* [WHAT YOU NEED TO DO]: From the entries below, gather every line containing the string "this".

* start DATA PROVIDED *

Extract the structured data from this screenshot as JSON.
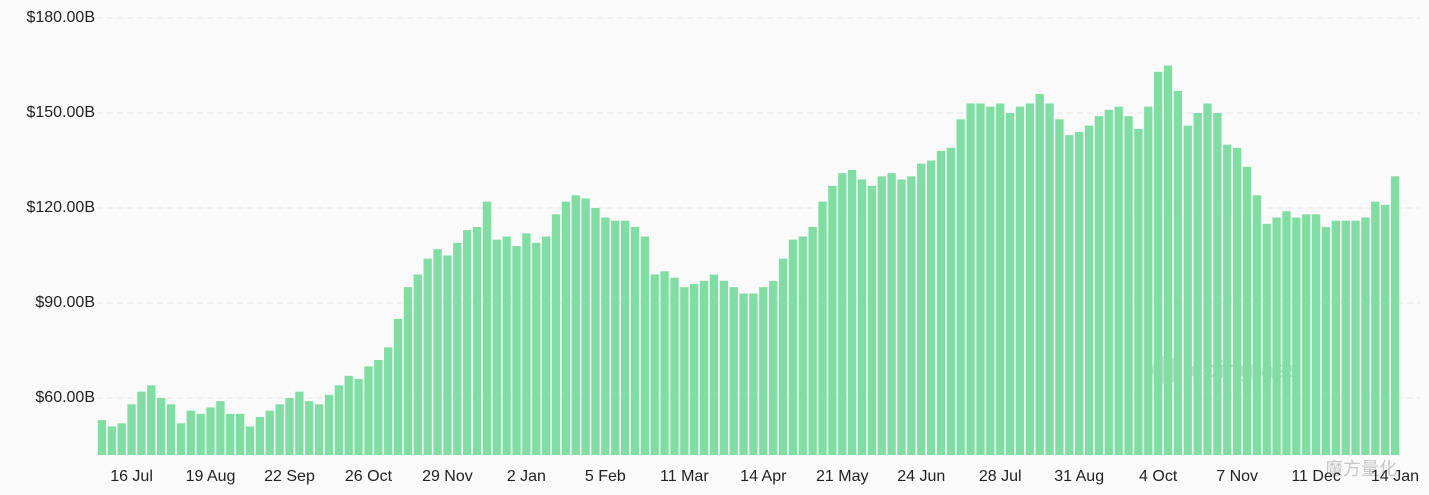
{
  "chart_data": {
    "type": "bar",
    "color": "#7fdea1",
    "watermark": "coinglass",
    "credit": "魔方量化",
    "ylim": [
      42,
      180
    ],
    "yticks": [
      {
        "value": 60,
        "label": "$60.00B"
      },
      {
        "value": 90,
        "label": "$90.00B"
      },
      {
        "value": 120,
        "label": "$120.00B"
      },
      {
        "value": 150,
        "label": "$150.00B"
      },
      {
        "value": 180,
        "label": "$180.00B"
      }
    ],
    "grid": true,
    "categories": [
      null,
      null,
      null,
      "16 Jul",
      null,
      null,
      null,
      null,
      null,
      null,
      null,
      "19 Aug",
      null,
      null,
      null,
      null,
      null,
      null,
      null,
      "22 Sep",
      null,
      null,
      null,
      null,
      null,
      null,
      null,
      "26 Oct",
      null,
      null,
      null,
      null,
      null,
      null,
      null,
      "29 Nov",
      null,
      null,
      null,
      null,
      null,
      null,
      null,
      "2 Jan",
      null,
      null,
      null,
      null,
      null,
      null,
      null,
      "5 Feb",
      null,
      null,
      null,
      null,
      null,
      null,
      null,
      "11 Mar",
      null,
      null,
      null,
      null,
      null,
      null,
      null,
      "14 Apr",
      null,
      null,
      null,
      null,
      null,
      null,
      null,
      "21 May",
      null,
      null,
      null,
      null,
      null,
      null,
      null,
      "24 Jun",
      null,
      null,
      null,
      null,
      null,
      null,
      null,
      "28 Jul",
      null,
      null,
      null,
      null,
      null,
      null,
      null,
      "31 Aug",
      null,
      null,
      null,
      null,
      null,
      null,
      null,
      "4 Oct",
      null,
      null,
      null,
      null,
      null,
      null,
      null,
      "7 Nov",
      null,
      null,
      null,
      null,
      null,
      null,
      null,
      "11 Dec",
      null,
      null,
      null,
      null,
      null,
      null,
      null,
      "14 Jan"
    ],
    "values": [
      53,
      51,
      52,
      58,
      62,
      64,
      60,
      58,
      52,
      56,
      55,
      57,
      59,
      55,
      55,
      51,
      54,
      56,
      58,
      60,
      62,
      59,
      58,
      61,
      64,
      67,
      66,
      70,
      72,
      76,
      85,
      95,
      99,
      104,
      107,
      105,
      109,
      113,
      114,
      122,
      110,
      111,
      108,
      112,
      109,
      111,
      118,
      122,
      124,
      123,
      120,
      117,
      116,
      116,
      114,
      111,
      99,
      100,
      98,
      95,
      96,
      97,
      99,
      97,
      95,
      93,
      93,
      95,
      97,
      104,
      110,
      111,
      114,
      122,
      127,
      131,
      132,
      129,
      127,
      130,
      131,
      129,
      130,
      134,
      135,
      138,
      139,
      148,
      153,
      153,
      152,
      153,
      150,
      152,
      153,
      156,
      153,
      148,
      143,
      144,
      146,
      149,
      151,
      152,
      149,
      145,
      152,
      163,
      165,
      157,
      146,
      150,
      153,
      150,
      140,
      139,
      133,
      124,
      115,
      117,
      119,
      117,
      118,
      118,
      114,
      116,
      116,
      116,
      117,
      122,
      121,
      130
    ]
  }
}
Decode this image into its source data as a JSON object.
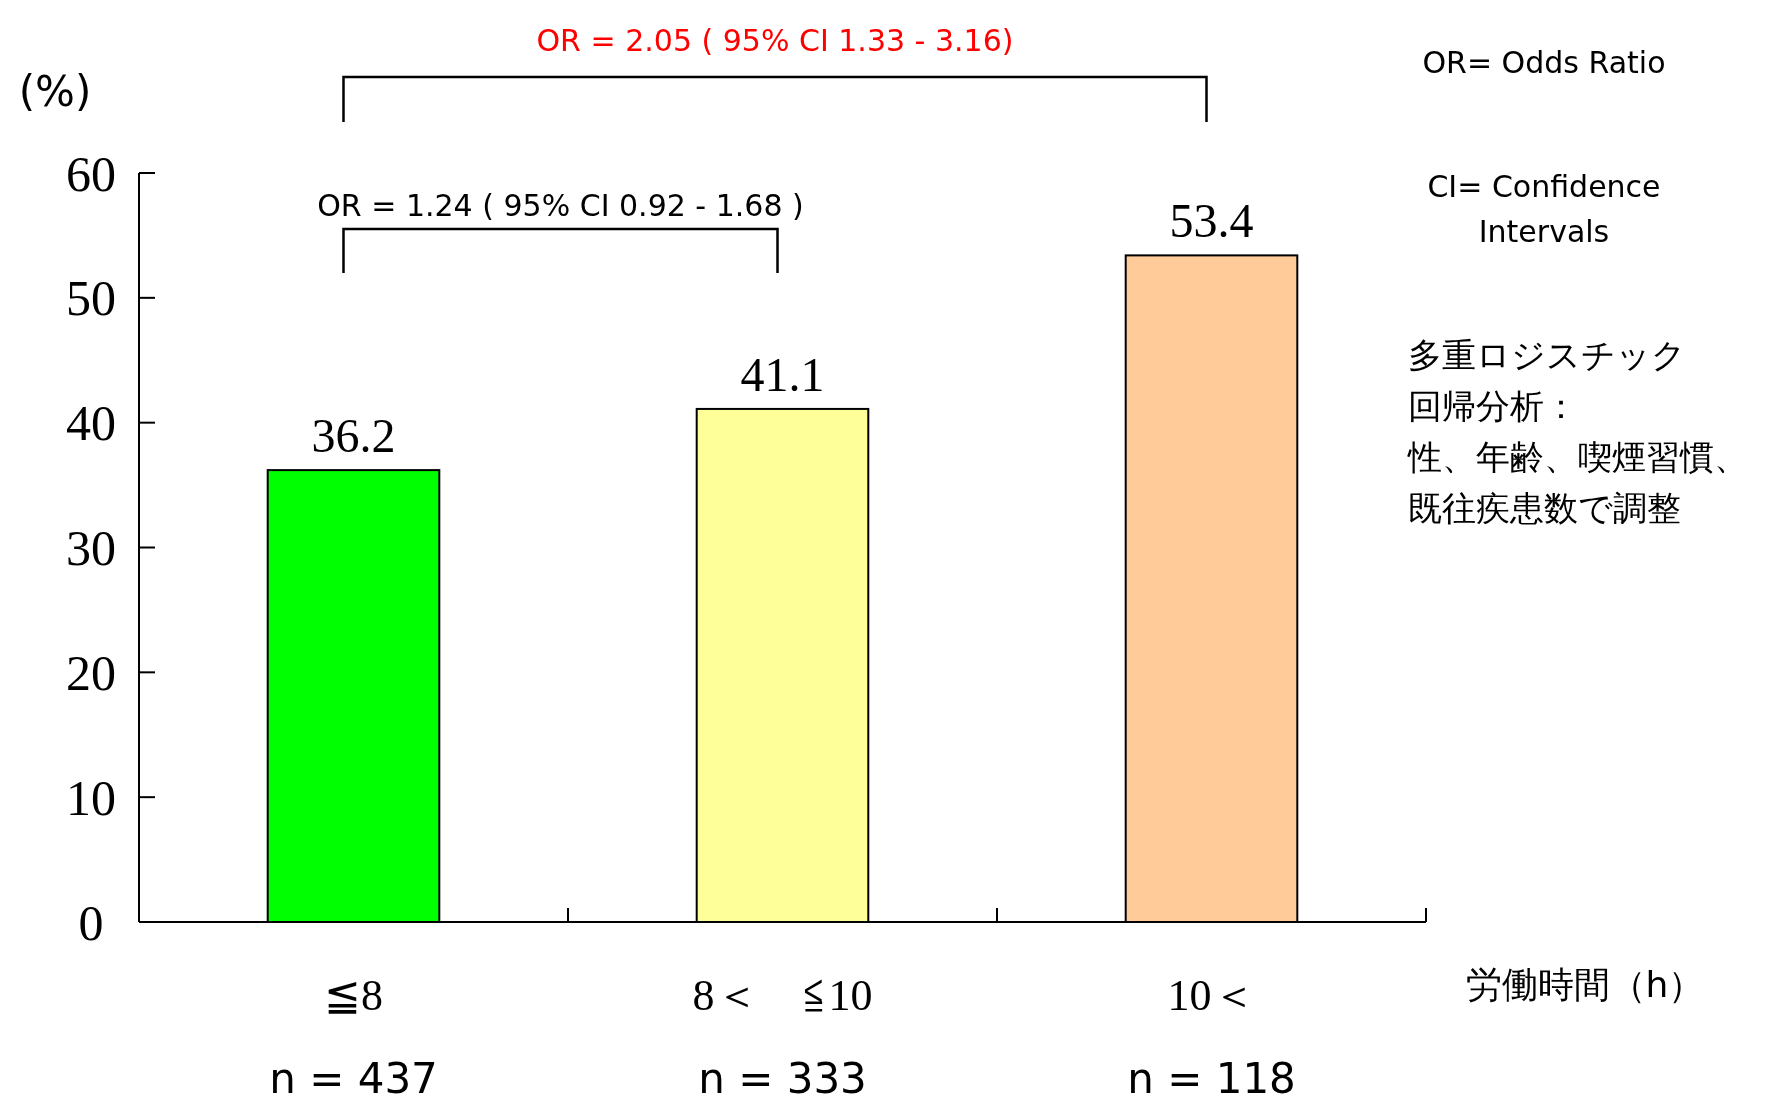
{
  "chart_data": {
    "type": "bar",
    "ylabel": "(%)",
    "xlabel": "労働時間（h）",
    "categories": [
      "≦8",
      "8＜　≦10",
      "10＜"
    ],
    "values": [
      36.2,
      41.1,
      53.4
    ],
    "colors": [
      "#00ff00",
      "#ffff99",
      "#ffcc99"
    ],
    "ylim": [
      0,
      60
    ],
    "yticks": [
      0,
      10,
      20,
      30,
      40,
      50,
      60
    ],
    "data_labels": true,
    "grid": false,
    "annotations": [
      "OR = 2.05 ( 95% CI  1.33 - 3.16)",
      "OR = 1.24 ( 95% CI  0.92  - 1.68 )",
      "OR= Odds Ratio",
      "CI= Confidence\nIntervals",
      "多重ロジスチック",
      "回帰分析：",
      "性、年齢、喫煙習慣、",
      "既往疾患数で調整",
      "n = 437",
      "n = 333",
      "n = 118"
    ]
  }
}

* end DATA PROVIDED *

* [SOLUTION TO THE PROBLEM]:
Extract the structured data from this screenshot as JSON.
Decode this image into its source data as a JSON object.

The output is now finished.